-- PROBLEM --
Pictures stay out of your copy, but everything else in the records below must be repeated exactly.

-- RECORD SET --
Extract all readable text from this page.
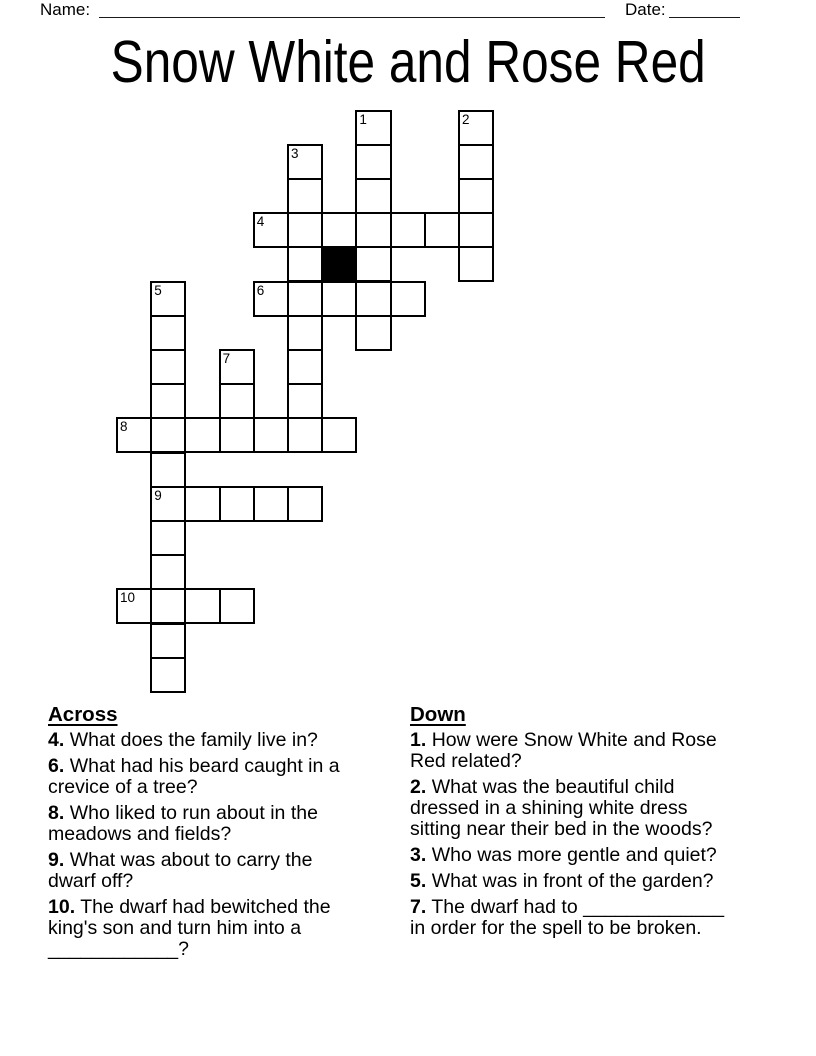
Name:	Date:
Snow White and Rose Red
1	2
3
4
5	6
7
8
9
10
Across
4. What does the family live in?
6. What had his beard caught in a
crevice of a tree?
8. Who liked to run about in the
meadows and fields?
9. What was about to carry the
dwarf off?
10. The dwarf had bewitched the
king's son and turn him into a
____________?
Down
1. How were Snow White and Rose
Red related?
2. What was the beautiful child
dressed in a shining white dress
sitting near their bed in the woods?
3. Who was more gentle and quiet?
5. What was in front of the garden?
7. The dwarf had to _____________
in order for the spell to be broken.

-- FULL RESPONSE --
Extract all readable text from this page.
Name:	Date:
Snow White and Rose Red
1	2
3
4
5	6
7
8
9
10
Across
4. What does the family live in?
6. What had his beard caught in a
crevice of a tree?
8. Who liked to run about in the
meadows and fields?
9. What was about to carry the
dwarf off?
10. The dwarf had bewitched the
king's son and turn him into a
____________?
Down
1. How were Snow White and Rose
Red related?
2. What was the beautiful child
dressed in a shining white dress
sitting near their bed in the woods?
3. Who was more gentle and quiet?
5. What was in front of the garden?
7. The dwarf had to _____________
in order for the spell to be broken.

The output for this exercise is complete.